Task instructions => Copy the items word for word, from the line containing "hierarchy-item[interactable]: ▶ ResultScreen" through the line containing "console-divider[interactable] [0,1242,1952,1244]", including both of those lines.

Supplied material =>
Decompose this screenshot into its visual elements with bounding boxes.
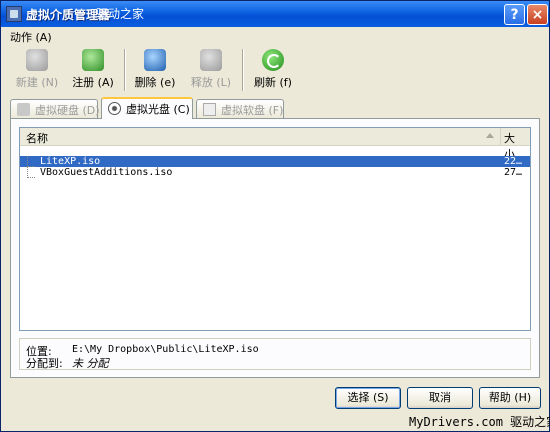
release-label: 释放 (L) [190,76,232,89]
disk-register-icon [82,49,104,71]
register-button[interactable]: 注册 (A) [64,49,122,93]
tab-cd-dvd-images[interactable]: 虚拟光盘 (C) [101,97,193,119]
toolbar: 新建 (N) 注册 (A) 删除 (e) 释放 (L) 刷新 (f) [2,45,548,95]
hard-disk-icon [17,103,30,116]
details-box: 位置: E:\My Dropbox\Public\LiteXP.iso 分配到:… [19,338,531,370]
floppy-icon [203,103,216,116]
select-button[interactable]: 选择 (S) [335,387,401,409]
footer-watermark: MyDrivers.com 驱动之家 [409,415,550,429]
remove-label: 删除 (e) [134,76,176,89]
list-header: 名称 大小 [20,128,530,161]
column-size-header[interactable]: 大小 [501,128,530,161]
new-button[interactable]: 新建 (N) [8,49,66,93]
tab-hard-disks-label: 虚拟硬盘 (D) [35,104,100,117]
tree-line [27,156,35,167]
cd-icon [108,102,121,115]
title-help-button[interactable]: ? [504,4,525,25]
refresh-label: 刷新 (f) [254,76,292,89]
new-label: 新建 (N) [15,76,59,89]
app-icon [6,6,22,22]
virtual-media-manager-window: 虚拟介质管理器 驱动之家 ? × 动作 (A) 新建 (N) 注册 (A) 删除… [0,0,550,432]
refresh-icon [262,49,284,71]
watermark-top: 驱动之家 [96,7,145,21]
disk-new-icon [26,49,48,71]
cancel-button[interactable]: 取消 [407,387,473,409]
title-bar[interactable]: 虚拟介质管理器 驱动之家 ? × [1,1,549,27]
list-item[interactable]: VBoxGuestAdditions.iso 27… [20,167,530,178]
column-name-header[interactable]: 名称 [20,128,501,145]
tab-hard-disks[interactable]: 虚拟硬盘 (D) [10,99,100,118]
list-item-name: VBoxGuestAdditions.iso [40,167,173,178]
refresh-button[interactable]: 刷新 (f) [244,49,302,93]
list-item-size: 27… [504,167,523,178]
media-list[interactable]: 名称 大小 LiteXP.iso 22… VBoxGuestAdditions.… [19,127,531,331]
tree-line [27,167,35,178]
attached-to-value: 未 分配 [72,357,109,370]
list-item-name: LiteXP.iso [40,156,101,167]
disk-remove-icon [144,49,166,71]
title-close-button[interactable]: × [527,4,548,25]
tab-panel: 名称 大小 LiteXP.iso 22… VBoxGuestAdditions.… [10,118,540,378]
disk-release-icon [200,49,222,71]
release-button[interactable]: 释放 (L) [182,49,240,93]
menu-action[interactable]: 动作 (A) [10,29,52,45]
remove-button[interactable]: 删除 (e) [126,49,184,93]
register-label: 注册 (A) [72,76,114,89]
tab-floppy-images[interactable]: 虚拟软盘 (F) [196,99,284,118]
list-item-size: 22… [504,156,523,167]
help-button[interactable]: 帮助 (H) [479,387,541,409]
location-value: E:\My Dropbox\Public\LiteXP.iso [72,344,259,355]
tab-floppy-label: 虚拟软盘 (F) [221,104,284,117]
sort-ascending-icon [486,133,494,138]
tab-cd-dvd-label: 虚拟光盘 (C) [126,103,190,116]
list-item[interactable]: LiteXP.iso 22… [20,156,530,167]
attached-to-label: 分配到: [26,357,63,370]
media-tabs: 虚拟硬盘 (D) 虚拟光盘 (C) 虚拟软盘 (F) [10,97,540,119]
menu-bar: 动作 (A) [2,27,548,45]
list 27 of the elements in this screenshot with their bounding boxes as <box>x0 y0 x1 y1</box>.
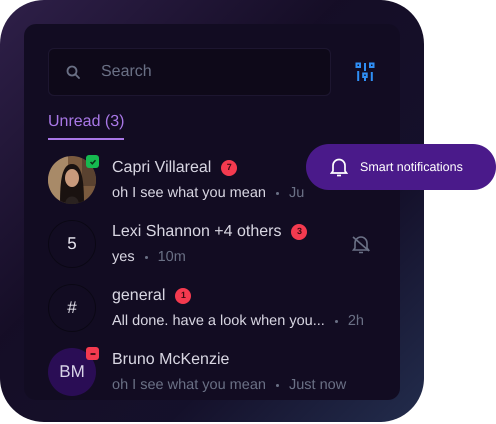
message-time: 2h <box>348 312 364 331</box>
bell-icon <box>330 157 348 177</box>
search-field[interactable]: Search <box>48 48 331 96</box>
message-preview: All done. have a look when you... <box>112 312 325 331</box>
tab[interactable]: Unread (3) <box>48 96 124 140</box>
message-preview: yes <box>112 248 135 267</box>
search-icon <box>66 65 80 79</box>
smart-notifications-button[interactable]: Smart notifications <box>306 144 496 190</box>
message-time: Ju <box>288 184 304 203</box>
contact-name: Lexi Shannon +4 others <box>112 222 282 242</box>
message-preview: oh I see what you mean <box>112 184 266 203</box>
message-preview: oh I see what you mean <box>112 376 266 395</box>
unread-count: 7 <box>221 160 238 176</box>
unread-count: 1 <box>175 288 192 304</box>
avatar: 5 <box>48 220 96 268</box>
contact-name: Bruno McKenzie <box>112 350 230 370</box>
busy-status-icon <box>86 347 99 360</box>
avatar: # <box>48 284 96 332</box>
unread-count: 3 <box>291 224 308 240</box>
online-status-icon <box>86 155 99 168</box>
filter-icon[interactable] <box>355 62 375 82</box>
message-time: Just now <box>288 376 346 395</box>
contact-name: Capri Villareal <box>112 158 212 178</box>
contact-name: general <box>112 286 166 306</box>
avatar: BM <box>48 348 96 396</box>
message-time: 10m <box>158 248 186 267</box>
muted-bell-icon[interactable] <box>350 233 372 255</box>
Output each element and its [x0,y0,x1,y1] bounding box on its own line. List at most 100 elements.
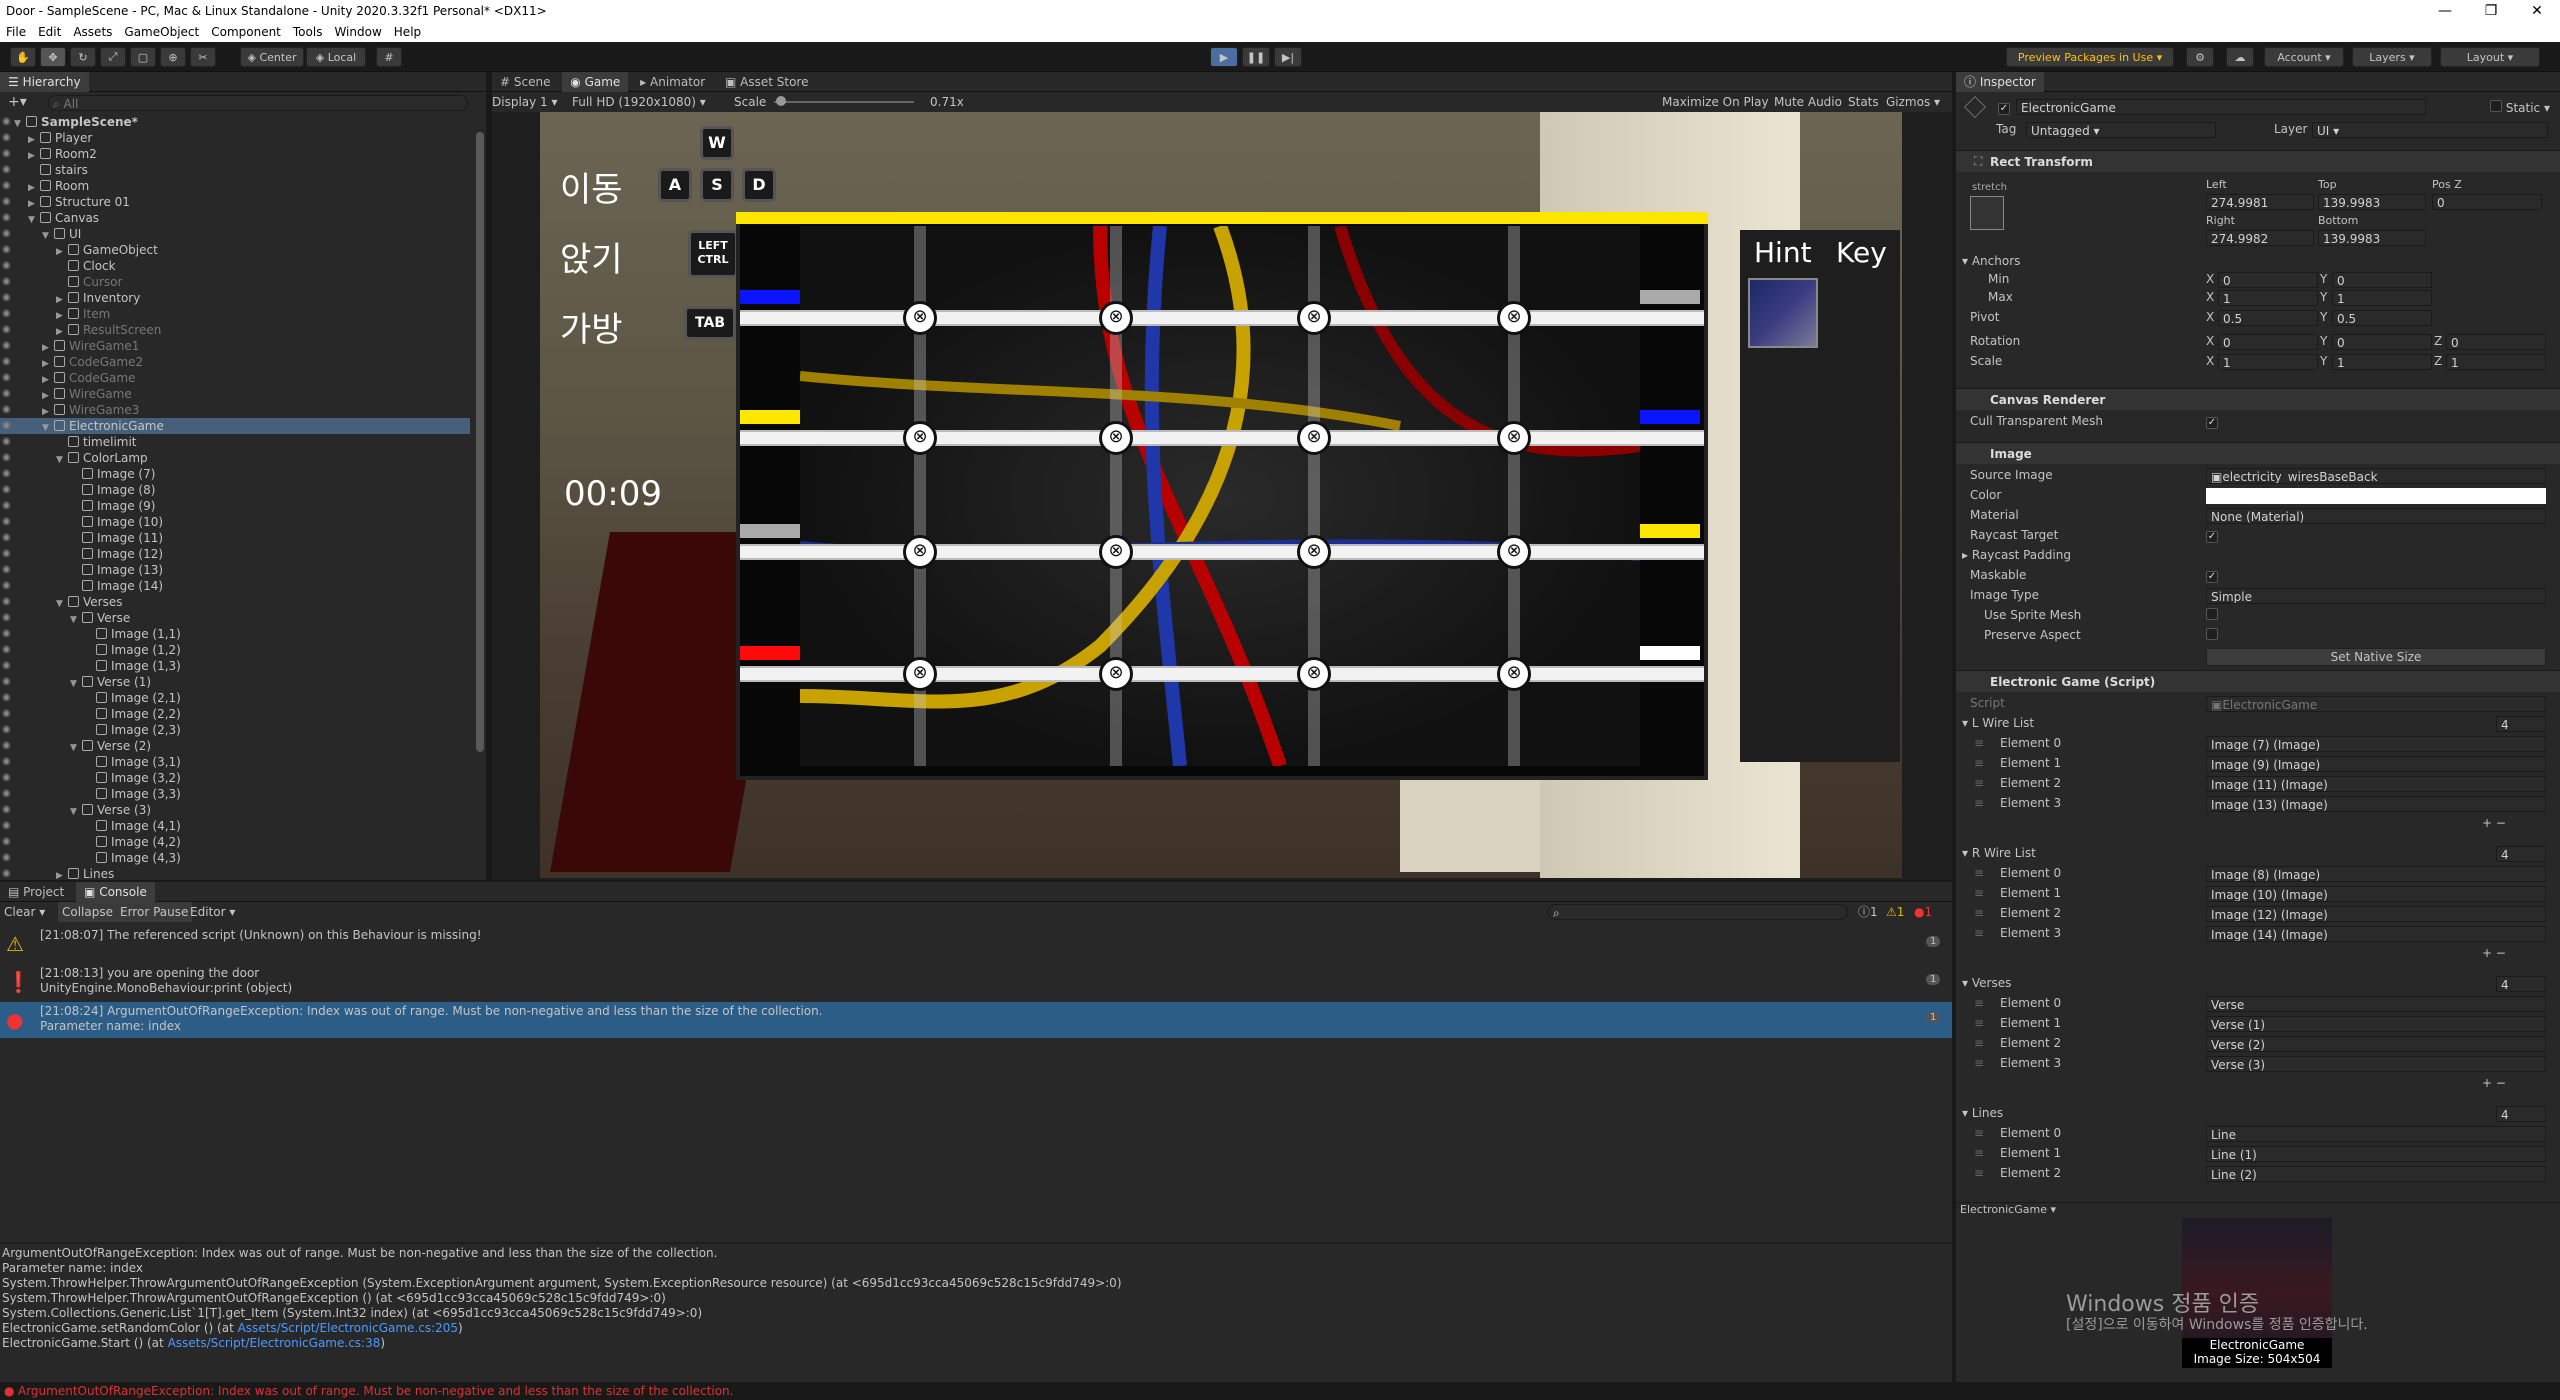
hierarchy-item[interactable]: ▶ ResultScreen ◉ [0,322,470,338]
visibility-icon[interactable]: ◉ [2,866,11,880]
visibility-icon[interactable]: ◉ [2,514,11,530]
top-field[interactable]: 139.9983 [2318,194,2426,210]
preview-dropdown[interactable]: ElectronicGame ▾ [1960,1203,2056,1216]
console-divider[interactable] [0,1242,1952,1244]
list-element-field[interactable]: Verse (2) [2206,1036,2546,1052]
stack-trace-link[interactable]: Assets/Script/ElectronicGame.cs:38 [168,1336,381,1350]
tab-animator[interactable]: ▸ Animator [632,72,713,92]
color-swatch[interactable] [2206,488,2546,504]
visibility-icon[interactable]: ◉ [2,178,11,194]
list-element-field[interactable]: Image (11) (Image) [2206,776,2546,792]
hierarchy-item[interactable]: Clock ◉ [0,258,470,274]
visibility-icon[interactable]: ◉ [2,834,11,850]
visibility-icon[interactable]: ◉ [2,418,11,434]
pivot-local-button[interactable]: ◈ Local [306,47,366,67]
tab-scene[interactable]: # Scene [492,72,558,92]
scale-slider-handle[interactable] [776,96,786,106]
visibility-icon[interactable]: ◉ [2,130,11,146]
drag-handle-icon[interactable]: ≡ [1974,736,1984,750]
visibility-icon[interactable]: ◉ [2,722,11,738]
menu-file[interactable]: File [0,25,32,39]
wire-switch-node[interactable]: ⊗ [1297,301,1331,335]
posz-field[interactable]: 0 [2432,194,2542,210]
visibility-icon[interactable]: ◉ [2,450,11,466]
play-button[interactable]: ▶ [1210,47,1238,67]
visibility-icon[interactable]: ◉ [2,530,11,546]
hierarchy-item[interactable]: Image (4,3) ◉ [0,850,470,866]
hierarchy-item[interactable]: timelimit ◉ [0,434,470,450]
preview-packages-button[interactable]: Preview Packages in Use ▾ [2006,47,2174,67]
account-dropdown[interactable]: Account ▾ [2264,47,2344,67]
move-tool-icon[interactable]: ✥ [40,47,66,67]
set-native-size-button[interactable]: Set Native Size [2206,648,2546,666]
static-toggle[interactable]: Static ▾ [2490,100,2550,115]
visibility-icon[interactable]: ◉ [2,754,11,770]
min-x-field[interactable]: 0 [2218,272,2318,288]
hierarchy-item[interactable]: ▼ Canvas ◉ [0,210,470,226]
hierarchy-item[interactable]: ▼ Verse ◉ [0,610,470,626]
hierarchy-item[interactable]: ▼ SampleScene* ◉ [0,114,470,130]
hierarchy-item[interactable]: Image (4,1) ◉ [0,818,470,834]
list-element-field[interactable]: Verse (1) [2206,1016,2546,1032]
drag-handle-icon[interactable]: ≡ [1974,1166,1984,1180]
maskable-checkbox[interactable]: ✓ [2206,568,2218,583]
list-element-field[interactable]: Image (8) (Image) [2206,866,2546,882]
drag-handle-icon[interactable]: ≡ [1974,776,1984,790]
list-element-field[interactable]: Line [2206,1126,2546,1142]
hierarchy-item[interactable]: Image (9) ◉ [0,498,470,514]
hierarchy-item[interactable]: Image (12) ◉ [0,546,470,562]
cloud-icon[interactable]: ☁ [2226,47,2254,67]
canvas-renderer-header[interactable]: Canvas Renderer [1956,388,2560,410]
status-bar[interactable]: ● ArgumentOutOfRangeException: Index was… [0,1382,2560,1400]
list-element-field[interactable]: Image (12) (Image) [2206,906,2546,922]
visibility-icon[interactable]: ◉ [2,578,11,594]
wire-switch-node[interactable]: ⊗ [1297,657,1331,691]
preserve-aspect-checkbox[interactable] [2206,628,2218,643]
hierarchy-item[interactable]: Image (2,1) ◉ [0,690,470,706]
image-component-header[interactable]: Image [1956,442,2560,464]
list-size-field[interactable]: 4 [2496,976,2546,992]
visibility-icon[interactable]: ◉ [2,562,11,578]
hierarchy-item[interactable]: Image (4,2) ◉ [0,834,470,850]
material-field[interactable]: None (Material) [2206,508,2546,524]
display-dropdown[interactable]: Display 1 ▾ [492,92,558,112]
anchors-foldout[interactable]: ▾ Anchors [1962,254,2020,268]
expand-arrow-icon[interactable]: ▶ [56,868,68,880]
minimize-button[interactable]: — [2422,0,2468,22]
list-element-field[interactable]: Image (13) (Image) [2206,796,2546,812]
menu-assets[interactable]: Assets [67,25,118,39]
visibility-icon[interactable]: ◉ [2,850,11,866]
console-entry[interactable]: ● [21:08:24] ArgumentOutOfRangeException:… [0,1002,1952,1038]
hierarchy-item[interactable]: ▼ Verse (2) ◉ [0,738,470,754]
hierarchy-item[interactable]: Image (2,2) ◉ [0,706,470,722]
mute-audio-toggle[interactable]: Mute Audio [1774,92,1842,112]
max-y-field[interactable]: 1 [2332,290,2432,306]
visibility-icon[interactable]: ◉ [2,642,11,658]
visibility-icon[interactable]: ◉ [2,658,11,674]
hierarchy-item[interactable]: Image (13) ◉ [0,562,470,578]
visibility-icon[interactable]: ◉ [2,818,11,834]
warning-count[interactable]: ⚠1 [1886,902,1904,922]
list-element-field[interactable]: Image (10) (Image) [2206,886,2546,902]
wire-switch-node[interactable]: ⊗ [1099,535,1133,569]
hierarchy-item[interactable]: ▶ WireGame1 ◉ [0,338,470,354]
right-field[interactable]: 274.9982 [2206,230,2314,246]
min-y-field[interactable]: 0 [2332,272,2432,288]
visibility-icon[interactable]: ◉ [2,738,11,754]
object-name-field[interactable]: ElectronicGame [2016,99,2426,115]
hierarchy-item[interactable]: ▶ Structure 01 ◉ [0,194,470,210]
list-element-field[interactable]: Line (1) [2206,1146,2546,1162]
rect-tool-icon[interactable]: ▢ [130,47,156,67]
wire-switch-node[interactable]: ⊗ [1297,421,1331,455]
hierarchy-item[interactable]: ▼ Verse (1) ◉ [0,674,470,690]
visibility-icon[interactable]: ◉ [2,306,11,322]
use-sprite-mesh-checkbox[interactable] [2206,608,2218,623]
hint-item-icon[interactable] [1748,278,1818,348]
list-foldout[interactable]: ▾ Lines [1962,1106,2003,1120]
visibility-icon[interactable]: ◉ [2,674,11,690]
left-field[interactable]: 274.9981 [2206,194,2314,210]
wire-switch-node[interactable]: ⊗ [1297,535,1331,569]
hierarchy-item[interactable]: Image (1,1) ◉ [0,626,470,642]
max-x-field[interactable]: 1 [2218,290,2318,306]
hierarchy-item[interactable]: ▶ Inventory ◉ [0,290,470,306]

Solution to this task =>
hierarchy-item[interactable]: ▶ ResultScreen ◉ [0,322,470,338]
visibility-icon[interactable]: ◉ [2,866,11,880]
visibility-icon[interactable]: ◉ [2,514,11,530]
top-field[interactable]: 139.9983 [2318,194,2426,210]
preview-dropdown[interactable]: ElectronicGame ▾ [1960,1203,2056,1216]
console-divider[interactable] [0,1242,1952,1244]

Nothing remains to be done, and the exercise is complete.